Job :: Which lines of the records contain "screenshot"? Collect every one of them.

--- Begin Material for this task ---

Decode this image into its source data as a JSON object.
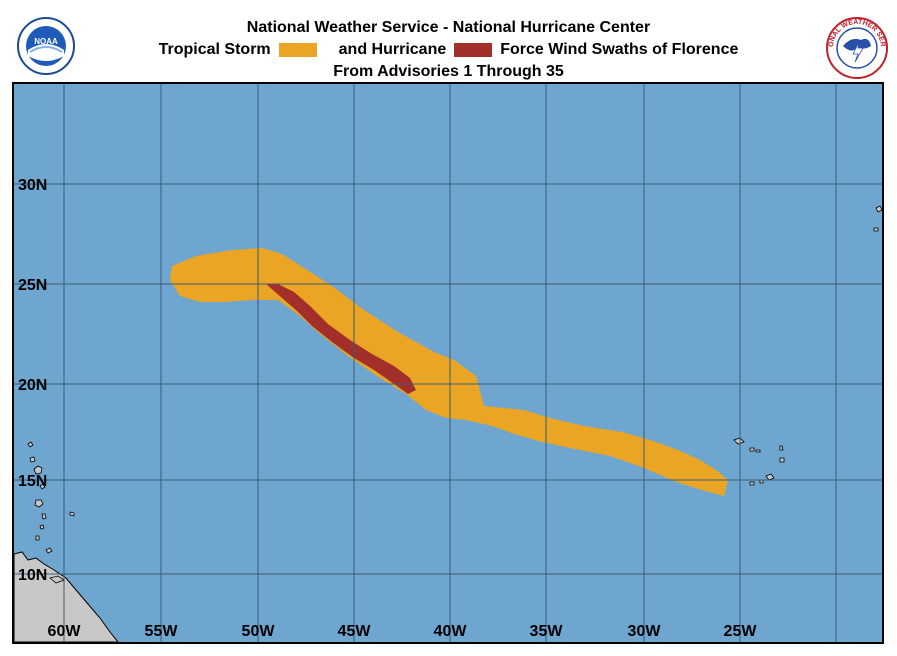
{
  "title": {
    "line1": "National Weather Service - National Hurricane Center",
    "ts_label": "Tropical Storm",
    "hu_label": "and Hurricane",
    "swath_label": "Force Wind Swaths of Florence",
    "line3": "From Advisories 1 Through 35"
  },
  "logos": {
    "left_text": "NOAA",
    "right_text": "NATIONAL WEATHER SERVICE"
  },
  "colors": {
    "ocean": "#6ea6cf",
    "land": "#c8c8c8",
    "tropical_storm": "#eba524",
    "hurricane": "#a32f2a",
    "grid": "#3f5a72"
  },
  "latitude_labels": [
    "30N",
    "25N",
    "20N",
    "15N",
    "10N"
  ],
  "longitude_labels": [
    "60W",
    "55W",
    "50W",
    "45W",
    "40W",
    "35W",
    "30W",
    "25W"
  ],
  "storm_name": "Florence",
  "advisories": [
    1,
    35
  ]
}
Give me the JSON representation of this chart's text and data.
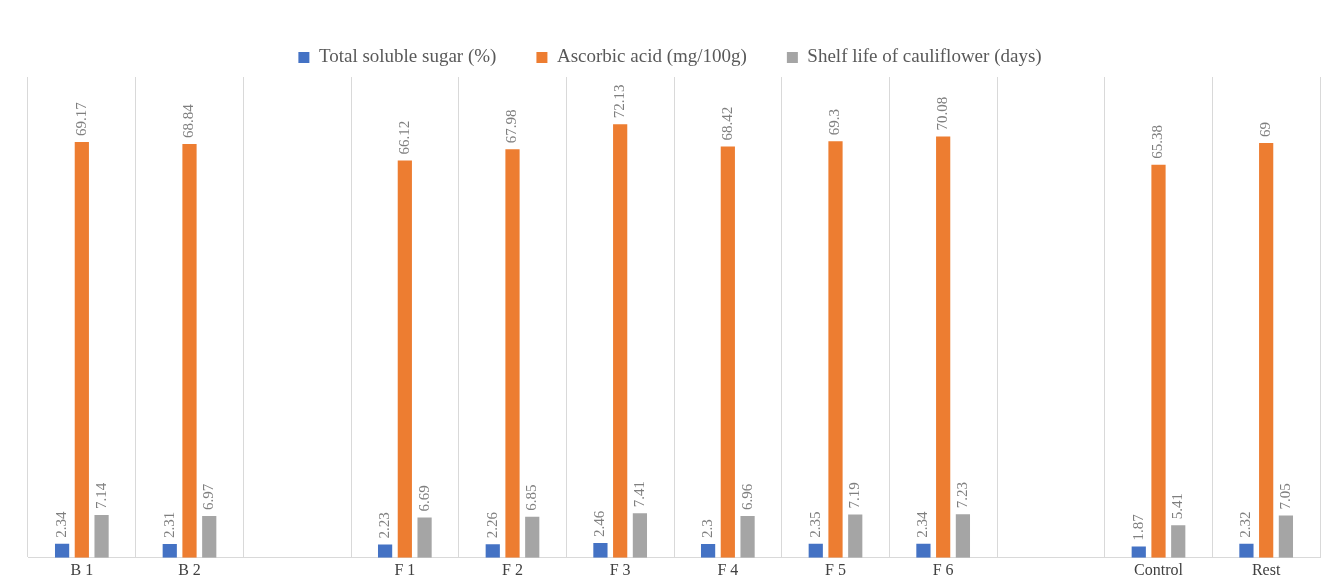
{
  "chart_data": {
    "type": "bar",
    "categories": [
      "B 1",
      "B 2",
      null,
      "F 1",
      "F 2",
      "F 3",
      "F 4",
      "F 5",
      "F 6",
      null,
      "Control",
      "Rest"
    ],
    "series": [
      {
        "name": "Total soluble sugar (%)",
        "color": "#4472c4",
        "values": [
          2.34,
          2.31,
          null,
          2.23,
          2.26,
          2.46,
          2.3,
          2.35,
          2.34,
          null,
          1.87,
          2.32
        ]
      },
      {
        "name": "Ascorbic acid (mg/100g)",
        "color": "#ed7d31",
        "values": [
          69.17,
          68.84,
          null,
          66.12,
          67.98,
          72.13,
          68.42,
          69.3,
          70.08,
          null,
          65.38,
          69
        ]
      },
      {
        "name": "Shelf life of cauliflower (days)",
        "color": "#a5a5a5",
        "values": [
          7.14,
          6.97,
          null,
          6.69,
          6.85,
          7.41,
          6.96,
          7.19,
          7.23,
          null,
          5.41,
          7.05
        ]
      }
    ],
    "data_labels": true,
    "grid": "x",
    "legend": "top"
  }
}
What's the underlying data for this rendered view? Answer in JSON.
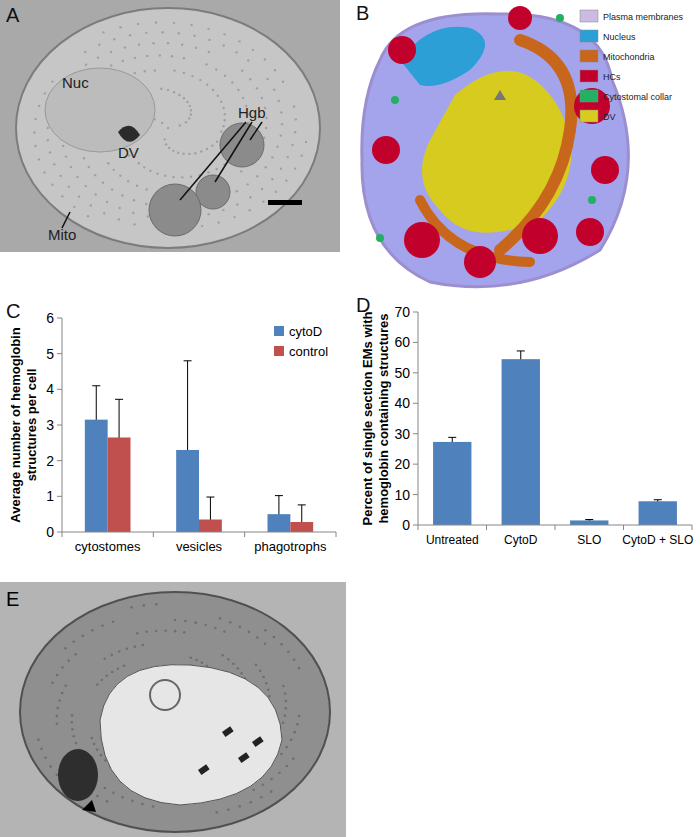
{
  "chart_data": [
    {
      "type": "bar",
      "ylabel": "Average number of hemoglobin structures per cell",
      "categories": [
        "cytostomes",
        "vesicles",
        "phagotrophs"
      ],
      "series": [
        {
          "name": "cytoD",
          "color": "#4f81bd",
          "values": [
            3.15,
            2.3,
            0.5
          ],
          "errors": [
            0.95,
            2.5,
            0.52
          ]
        },
        {
          "name": "control",
          "color": "#c0504d",
          "values": [
            2.65,
            0.35,
            0.28
          ],
          "errors": [
            1.07,
            0.63,
            0.48
          ]
        }
      ],
      "ylim": [
        0,
        6
      ],
      "yticks": [
        0,
        1,
        2,
        3,
        4,
        5,
        6
      ],
      "legend": "top-right",
      "grid": false
    },
    {
      "type": "bar",
      "ylabel": "Percent of single section EMs with hemoglobin containing structures",
      "categories": [
        "Untreated",
        "CytoD",
        "SLO",
        "CytoD + SLO"
      ],
      "values": [
        27.3,
        54.5,
        1.5,
        7.8
      ],
      "errors": [
        1.5,
        2.7,
        0.3,
        0.5
      ],
      "color": "#4f81bd",
      "ylim": [
        0,
        70
      ],
      "yticks": [
        0,
        10,
        20,
        30,
        40,
        50,
        60,
        70
      ],
      "grid": false
    }
  ],
  "panels": {
    "letters": [
      "A",
      "B",
      "C",
      "D",
      "E"
    ],
    "a_labels": [
      "Nuc",
      "DV",
      "Hgb",
      "Mito"
    ],
    "b_legend": [
      {
        "name": "Plasma membranes",
        "color": "#cbbbe2"
      },
      {
        "name": "Nucleus",
        "color": "#2b9fd6"
      },
      {
        "name": "Mitochondria",
        "color": "#c8661c"
      },
      {
        "name": "HCs",
        "color": "#c2002c"
      },
      {
        "name": "Cytostomal collar",
        "color": "#22b062"
      },
      {
        "name": "DV",
        "color": "#d6cb1e"
      }
    ]
  }
}
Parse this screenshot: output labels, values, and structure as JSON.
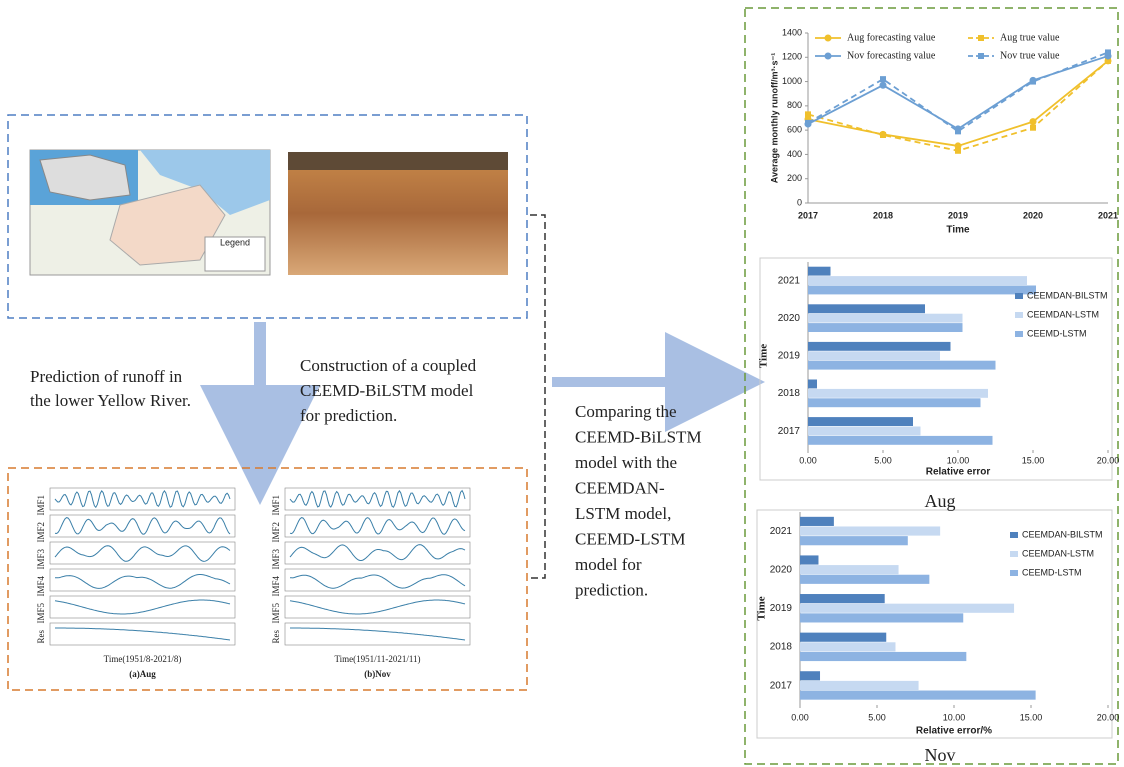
{
  "map_panel": {
    "legend_title": "Legend"
  },
  "left_text": [
    "Prediction of runoff in",
    "the lower Yellow River."
  ],
  "center_text": [
    "Construction of a coupled",
    "CEEMD-BiLSTM model",
    "for prediction."
  ],
  "compare_text": [
    "Comparing the",
    "CEEMD-BiLSTM",
    "model with the",
    "CEEMDAN-",
    "LSTM model,",
    "CEEMD-LSTM",
    "model for",
    "prediction."
  ],
  "imf_panel": {
    "aug": {
      "labels": [
        "IMF1",
        "IMF2",
        "IMF3",
        "IMF4",
        "IMF5",
        "Res"
      ],
      "xlabel": "Time(1951/8-2021/8)",
      "caption": "(a)Aug"
    },
    "nov": {
      "labels": [
        "IMF1",
        "IMF2",
        "IMF3",
        "IMF4",
        "IMF5",
        "Res"
      ],
      "xlabel": "Time(1951/11-2021/11)",
      "caption": "(b)Nov"
    }
  },
  "chart_data": [
    {
      "type": "line",
      "x_label": "Time",
      "y_label": "Average monthly runoff/m³·s⁻¹",
      "categories": [
        "2017",
        "2018",
        "2019",
        "2020",
        "2021"
      ],
      "ylim": [
        0,
        1400
      ],
      "yticks": [
        0,
        200,
        400,
        600,
        800,
        1000,
        1200,
        1400
      ],
      "series": [
        {
          "name": "Aug forecasting value",
          "color": "#f0c02c",
          "marker": "circle",
          "dashed": false,
          "values": [
            690,
            565,
            470,
            670,
            1170
          ]
        },
        {
          "name": "Aug true value",
          "color": "#f0c02c",
          "marker": "square",
          "dashed": true,
          "values": [
            730,
            560,
            430,
            620,
            1170
          ]
        },
        {
          "name": "Nov forecasting value",
          "color": "#6c9fd3",
          "marker": "circle",
          "dashed": false,
          "values": [
            650,
            970,
            610,
            1010,
            1210
          ]
        },
        {
          "name": "Nov true value",
          "color": "#6c9fd3",
          "marker": "square",
          "dashed": true,
          "values": [
            660,
            1020,
            590,
            1000,
            1240
          ]
        }
      ]
    },
    {
      "type": "bar",
      "orientation": "horizontal",
      "caption": "Aug",
      "x_label": "Relative error",
      "y_label": "Time",
      "categories": [
        "2017",
        "2018",
        "2019",
        "2020",
        "2021"
      ],
      "xlim": [
        0,
        20
      ],
      "xticks": [
        {
          "value": 0,
          "label": "0.00"
        },
        {
          "value": 5,
          "label": "5.00"
        },
        {
          "value": 10,
          "label": "10.00"
        },
        {
          "value": 15,
          "label": "15.00"
        },
        {
          "value": 20,
          "label": "20.00"
        }
      ],
      "legend": "right",
      "series": [
        {
          "name": "CEEMDAN-BILSTM",
          "color": "#4f81bd",
          "values": [
            7.0,
            0.6,
            9.5,
            7.8,
            1.5
          ]
        },
        {
          "name": "CEEMDAN-LSTM",
          "color": "#c6d9f1",
          "values": [
            7.5,
            12.0,
            8.8,
            10.3,
            14.6
          ]
        },
        {
          "name": "CEEMD-LSTM",
          "color": "#8db3e2",
          "values": [
            12.3,
            11.5,
            12.5,
            10.3,
            15.2
          ]
        }
      ]
    },
    {
      "type": "bar",
      "orientation": "horizontal",
      "caption": "Nov",
      "x_label": "Relative error/%",
      "y_label": "Time",
      "categories": [
        "2017",
        "2018",
        "2019",
        "2020",
        "2021"
      ],
      "xlim": [
        0,
        20
      ],
      "xticks": [
        {
          "value": 0,
          "label": "0.00"
        },
        {
          "value": 5,
          "label": "5.00"
        },
        {
          "value": 10,
          "label": "10.00"
        },
        {
          "value": 15,
          "label": "15.00"
        },
        {
          "value": 20,
          "label": "20.00"
        }
      ],
      "legend": "right",
      "series": [
        {
          "name": "CEEMDAN-BILSTM",
          "color": "#4f81bd",
          "values": [
            1.3,
            5.6,
            5.5,
            1.2,
            2.2
          ]
        },
        {
          "name": "CEEMDAN-LSTM",
          "color": "#c6d9f1",
          "values": [
            7.7,
            6.2,
            13.9,
            6.4,
            9.1
          ]
        },
        {
          "name": "CEEMD-LSTM",
          "color": "#8db3e2",
          "values": [
            15.3,
            10.8,
            10.6,
            8.4,
            7.0
          ]
        }
      ]
    }
  ]
}
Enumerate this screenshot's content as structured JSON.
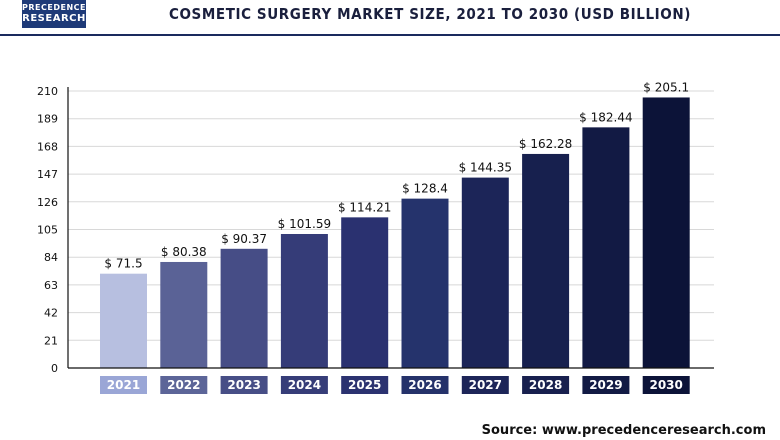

--- End Material for this task ---

Solved exercise ::
Parse this screenshot: output labels, values, and structure as JSON.
Enumerate this screenshot's content as structured JSON.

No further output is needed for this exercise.